## SOURCE DATA
------------------------------------------------------------------------

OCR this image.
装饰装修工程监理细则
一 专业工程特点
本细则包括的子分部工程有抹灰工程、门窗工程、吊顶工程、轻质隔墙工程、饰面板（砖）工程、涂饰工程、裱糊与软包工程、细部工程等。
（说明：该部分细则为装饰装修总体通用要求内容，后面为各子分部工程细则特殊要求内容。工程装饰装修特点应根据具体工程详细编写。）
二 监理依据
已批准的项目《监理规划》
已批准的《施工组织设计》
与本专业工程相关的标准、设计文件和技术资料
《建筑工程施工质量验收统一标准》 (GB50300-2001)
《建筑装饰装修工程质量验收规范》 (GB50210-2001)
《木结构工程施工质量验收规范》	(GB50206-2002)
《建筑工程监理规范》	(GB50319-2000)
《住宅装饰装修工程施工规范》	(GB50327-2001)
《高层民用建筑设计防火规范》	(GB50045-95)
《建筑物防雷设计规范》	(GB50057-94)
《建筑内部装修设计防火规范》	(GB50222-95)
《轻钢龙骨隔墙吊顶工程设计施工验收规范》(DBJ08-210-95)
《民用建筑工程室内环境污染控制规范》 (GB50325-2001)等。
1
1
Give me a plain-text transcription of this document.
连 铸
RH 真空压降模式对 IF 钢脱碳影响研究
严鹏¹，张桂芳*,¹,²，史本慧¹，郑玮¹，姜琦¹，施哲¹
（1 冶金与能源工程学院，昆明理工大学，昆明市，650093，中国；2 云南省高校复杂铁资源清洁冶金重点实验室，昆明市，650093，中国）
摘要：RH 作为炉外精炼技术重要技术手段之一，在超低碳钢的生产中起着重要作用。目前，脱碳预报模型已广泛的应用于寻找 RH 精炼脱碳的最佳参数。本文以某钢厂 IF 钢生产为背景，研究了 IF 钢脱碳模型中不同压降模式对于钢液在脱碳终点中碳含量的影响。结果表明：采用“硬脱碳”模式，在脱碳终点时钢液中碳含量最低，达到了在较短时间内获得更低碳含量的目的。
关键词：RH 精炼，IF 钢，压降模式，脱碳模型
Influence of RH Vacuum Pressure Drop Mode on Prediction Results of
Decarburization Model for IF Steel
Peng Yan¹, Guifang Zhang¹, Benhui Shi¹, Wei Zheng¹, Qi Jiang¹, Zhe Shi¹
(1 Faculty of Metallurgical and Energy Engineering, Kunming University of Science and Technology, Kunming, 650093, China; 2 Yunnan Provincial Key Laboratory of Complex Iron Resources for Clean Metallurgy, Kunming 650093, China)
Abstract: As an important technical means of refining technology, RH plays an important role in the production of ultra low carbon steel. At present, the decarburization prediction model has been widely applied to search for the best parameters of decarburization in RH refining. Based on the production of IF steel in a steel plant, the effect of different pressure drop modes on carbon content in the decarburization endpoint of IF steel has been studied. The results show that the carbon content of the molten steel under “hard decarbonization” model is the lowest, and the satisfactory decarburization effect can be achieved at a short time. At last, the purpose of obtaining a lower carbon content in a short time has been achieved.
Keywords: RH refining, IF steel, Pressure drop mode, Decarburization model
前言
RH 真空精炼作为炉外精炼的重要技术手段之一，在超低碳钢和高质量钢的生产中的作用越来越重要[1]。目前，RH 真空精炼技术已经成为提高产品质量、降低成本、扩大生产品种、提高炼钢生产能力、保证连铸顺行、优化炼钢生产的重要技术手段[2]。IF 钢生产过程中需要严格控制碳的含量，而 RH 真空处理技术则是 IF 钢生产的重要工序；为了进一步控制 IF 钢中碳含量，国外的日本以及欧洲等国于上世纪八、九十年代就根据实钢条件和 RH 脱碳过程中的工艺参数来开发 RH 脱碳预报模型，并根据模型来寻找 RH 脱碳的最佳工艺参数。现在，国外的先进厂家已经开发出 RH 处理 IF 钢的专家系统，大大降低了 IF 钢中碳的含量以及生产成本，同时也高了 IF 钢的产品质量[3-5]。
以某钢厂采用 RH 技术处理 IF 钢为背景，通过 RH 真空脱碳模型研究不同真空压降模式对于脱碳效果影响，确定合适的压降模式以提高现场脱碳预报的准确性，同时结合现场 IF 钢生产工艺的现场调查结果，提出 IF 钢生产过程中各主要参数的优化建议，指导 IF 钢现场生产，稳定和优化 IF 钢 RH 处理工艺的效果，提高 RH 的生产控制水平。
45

------------------------------------------------------------------------

## TASK INSTRUCTIONS
Write out every line of the records exactly.

## SOLUTION
OCR this image.
装饰装修工程监理细则
一 专业工程特点
本细则包括的子分部工程有抹灰工程、门窗工程、吊顶工程、轻质隔墙工程、饰面板（砖）工程、涂饰工程、裱糊与软包工程、细部工程等。
（说明：该部分细则为装饰装修总体通用要求内容，后面为各子分部工程细则特殊要求内容。工程装饰装修特点应根据具体工程详细编写。）
二 监理依据
已批准的项目《监理规划》
已批准的《施工组织设计》
与本专业工程相关的标准、设计文件和技术资料
《建筑工程施工质量验收统一标准》 (GB50300-2001)
《建筑装饰装修工程质量验收规范》 (GB50210-2001)
《木结构工程施工质量验收规范》	(GB50206-2002)
《建筑工程监理规范》	(GB50319-2000)
《住宅装饰装修工程施工规范》	(GB50327-2001)
《高层民用建筑设计防火规范》	(GB50045-95)
《建筑物防雷设计规范》	(GB50057-94)
《建筑内部装修设计防火规范》	(GB50222-95)
《轻钢龙骨隔墙吊顶工程设计施工验收规范》(DBJ08-210-95)
《民用建筑工程室内环境污染控制规范》 (GB50325-2001)等。
1
1
Give me a plain-text transcription of this document.
连 铸
RH 真空压降模式对 IF 钢脱碳影响研究
严鹏¹，张桂芳*,¹,²，史本慧¹，郑玮¹，姜琦¹，施哲¹
（1 冶金与能源工程学院，昆明理工大学，昆明市，650093，中国；2 云南省高校复杂铁资源清洁冶金重点实验室，昆明市，650093，中国）
摘要：RH 作为炉外精炼技术重要技术手段之一，在超低碳钢的生产中起着重要作用。目前，脱碳预报模型已广泛的应用于寻找 RH 精炼脱碳的最佳参数。本文以某钢厂 IF 钢生产为背景，研究了 IF 钢脱碳模型中不同压降模式对于钢液在脱碳终点中碳含量的影响。结果表明：采用“硬脱碳”模式，在脱碳终点时钢液中碳含量最低，达到了在较短时间内获得更低碳含量的目的。
关键词：RH 精炼，IF 钢，压降模式，脱碳模型
Influence of RH Vacuum Pressure Drop Mode on Prediction Results of
Decarburization Model for IF Steel
Peng Yan¹, Guifang Zhang¹, Benhui Shi¹, Wei Zheng¹, Qi Jiang¹, Zhe Shi¹
(1 Faculty of Metallurgical and Energy Engineering, Kunming University of Science and Technology, Kunming, 650093, China; 2 Yunnan Provincial Key Laboratory of Complex Iron Resources for Clean Metallurgy, Kunming 650093, China)
Abstract: As an important technical means of refining technology, RH plays an important role in the production of ultra low carbon steel. At present, the decarburization prediction model has been widely applied to search for the best parameters of decarburization in RH refining. Based on the production of IF steel in a steel plant, the effect of different pressure drop modes on carbon content in the decarburization endpoint of IF steel has been studied. The results show that the carbon content of the molten steel under “hard decarbonization” model is the lowest, and the satisfactory decarburization effect can be achieved at a short time. At last, the purpose of obtaining a lower carbon content in a short time has been achieved.
Keywords: RH refining, IF steel, Pressure drop mode, Decarburization model
前言
RH 真空精炼作为炉外精炼的重要技术手段之一，在超低碳钢和高质量钢的生产中的作用越来越重要[1]。目前，RH 真空精炼技术已经成为提高产品质量、降低成本、扩大生产品种、提高炼钢生产能力、保证连铸顺行、优化炼钢生产的重要技术手段[2]。IF 钢生产过程中需要严格控制碳的含量，而 RH 真空处理技术则是 IF 钢生产的重要工序；为了进一步控制 IF 钢中碳含量，国外的日本以及欧洲等国于上世纪八、九十年代就根据实钢条件和 RH 脱碳过程中的工艺参数来开发 RH 脱碳预报模型，并根据模型来寻找 RH 脱碳的最佳工艺参数。现在，国外的先进厂家已经开发出 RH 处理 IF 钢的专家系统，大大降低了 IF 钢中碳的含量以及生产成本，同时也高了 IF 钢的产品质量[3-5]。
以某钢厂采用 RH 技术处理 IF 钢为背景，通过 RH 真空脱碳模型研究不同真空压降模式对于脱碳效果影响，确定合适的压降模式以提高现场脱碳预报的准确性，同时结合现场 IF 钢生产工艺的现场调查结果，提出 IF 钢生产过程中各主要参数的优化建议，指导 IF 钢现场生产，稳定和优化 IF 钢 RH 处理工艺的效果，提高 RH 的生产控制水平。
45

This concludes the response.